WORK TO BE COMPLETED
Leave out the pictures and transcribe the rest of the records exactly.

+++ SUPPLIED INFORMATION +++

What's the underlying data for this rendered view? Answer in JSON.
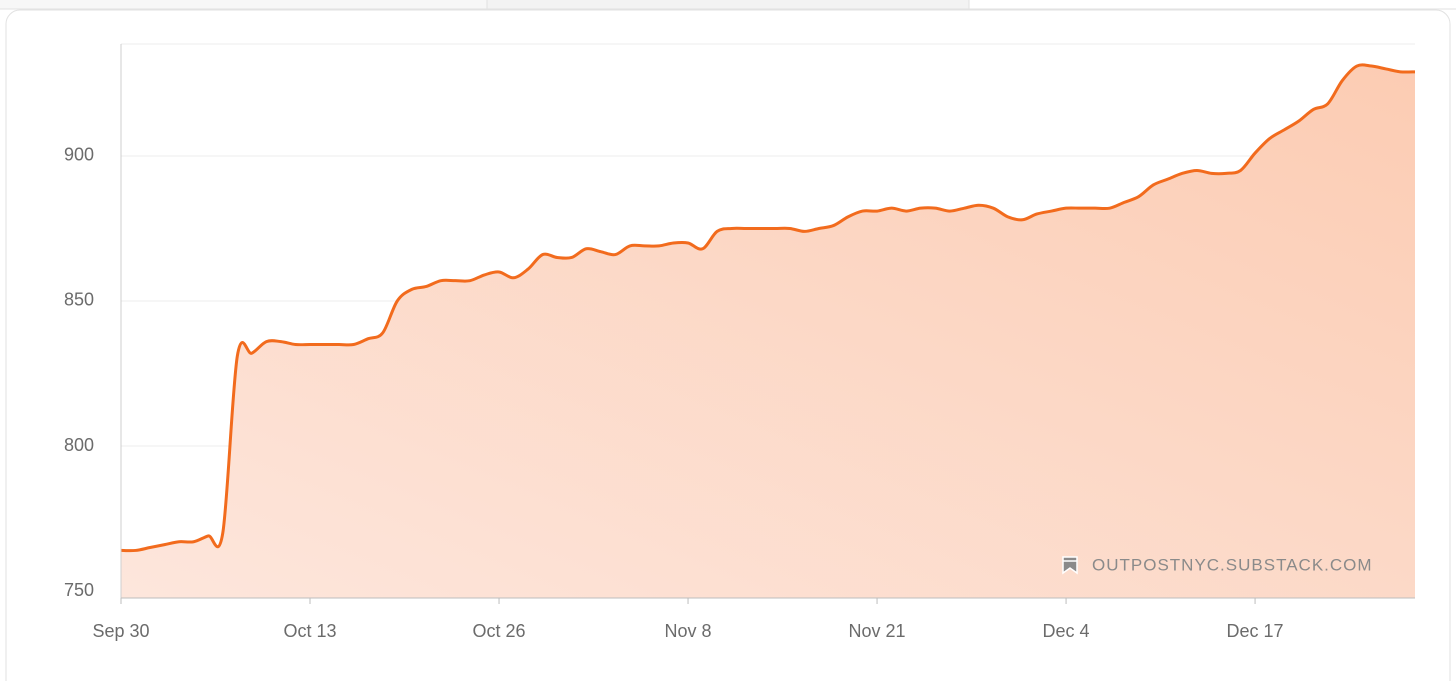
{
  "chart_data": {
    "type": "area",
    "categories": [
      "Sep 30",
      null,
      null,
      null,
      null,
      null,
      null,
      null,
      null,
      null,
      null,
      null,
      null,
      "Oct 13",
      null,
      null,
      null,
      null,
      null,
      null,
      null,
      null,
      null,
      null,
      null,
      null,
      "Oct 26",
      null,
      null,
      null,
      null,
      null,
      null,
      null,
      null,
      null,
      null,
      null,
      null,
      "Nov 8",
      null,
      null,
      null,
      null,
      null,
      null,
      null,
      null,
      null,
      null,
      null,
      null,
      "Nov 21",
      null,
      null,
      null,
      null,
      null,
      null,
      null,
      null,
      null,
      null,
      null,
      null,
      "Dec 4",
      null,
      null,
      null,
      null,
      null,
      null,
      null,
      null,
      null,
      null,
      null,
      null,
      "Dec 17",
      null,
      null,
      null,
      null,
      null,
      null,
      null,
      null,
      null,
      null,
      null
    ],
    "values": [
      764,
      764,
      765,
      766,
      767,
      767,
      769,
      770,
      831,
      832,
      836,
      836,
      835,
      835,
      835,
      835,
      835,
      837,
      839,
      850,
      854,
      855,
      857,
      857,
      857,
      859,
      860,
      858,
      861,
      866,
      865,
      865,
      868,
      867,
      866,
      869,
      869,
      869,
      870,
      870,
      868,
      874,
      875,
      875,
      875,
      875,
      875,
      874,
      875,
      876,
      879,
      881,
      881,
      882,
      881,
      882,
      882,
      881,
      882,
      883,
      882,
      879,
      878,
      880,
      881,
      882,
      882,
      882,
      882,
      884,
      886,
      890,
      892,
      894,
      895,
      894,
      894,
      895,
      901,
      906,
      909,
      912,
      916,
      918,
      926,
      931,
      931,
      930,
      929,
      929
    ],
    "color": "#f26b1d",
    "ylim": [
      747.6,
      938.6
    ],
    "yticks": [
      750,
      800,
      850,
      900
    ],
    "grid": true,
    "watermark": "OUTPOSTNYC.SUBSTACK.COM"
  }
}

+++

FULL OUTPUT
What's the underlying data for this rendered view? Answer in JSON.
{
  "chart_data": {
    "type": "area",
    "categories": [
      "Sep 30",
      null,
      null,
      null,
      null,
      null,
      null,
      null,
      null,
      null,
      null,
      null,
      null,
      "Oct 13",
      null,
      null,
      null,
      null,
      null,
      null,
      null,
      null,
      null,
      null,
      null,
      null,
      "Oct 26",
      null,
      null,
      null,
      null,
      null,
      null,
      null,
      null,
      null,
      null,
      null,
      null,
      "Nov 8",
      null,
      null,
      null,
      null,
      null,
      null,
      null,
      null,
      null,
      null,
      null,
      null,
      "Nov 21",
      null,
      null,
      null,
      null,
      null,
      null,
      null,
      null,
      null,
      null,
      null,
      null,
      "Dec 4",
      null,
      null,
      null,
      null,
      null,
      null,
      null,
      null,
      null,
      null,
      null,
      null,
      "Dec 17",
      null,
      null,
      null,
      null,
      null,
      null,
      null,
      null,
      null,
      null,
      null
    ],
    "values": [
      764,
      764,
      765,
      766,
      767,
      767,
      769,
      770,
      831,
      832,
      836,
      836,
      835,
      835,
      835,
      835,
      835,
      837,
      839,
      850,
      854,
      855,
      857,
      857,
      857,
      859,
      860,
      858,
      861,
      866,
      865,
      865,
      868,
      867,
      866,
      869,
      869,
      869,
      870,
      870,
      868,
      874,
      875,
      875,
      875,
      875,
      875,
      874,
      875,
      876,
      879,
      881,
      881,
      882,
      881,
      882,
      882,
      881,
      882,
      883,
      882,
      879,
      878,
      880,
      881,
      882,
      882,
      882,
      882,
      884,
      886,
      890,
      892,
      894,
      895,
      894,
      894,
      895,
      901,
      906,
      909,
      912,
      916,
      918,
      926,
      931,
      931,
      930,
      929,
      929
    ],
    "color": "#f26b1d",
    "ylim": [
      747.6,
      938.6
    ],
    "yticks": [
      750,
      800,
      850,
      900
    ],
    "grid": true,
    "watermark": "OUTPOSTNYC.SUBSTACK.COM"
  }
}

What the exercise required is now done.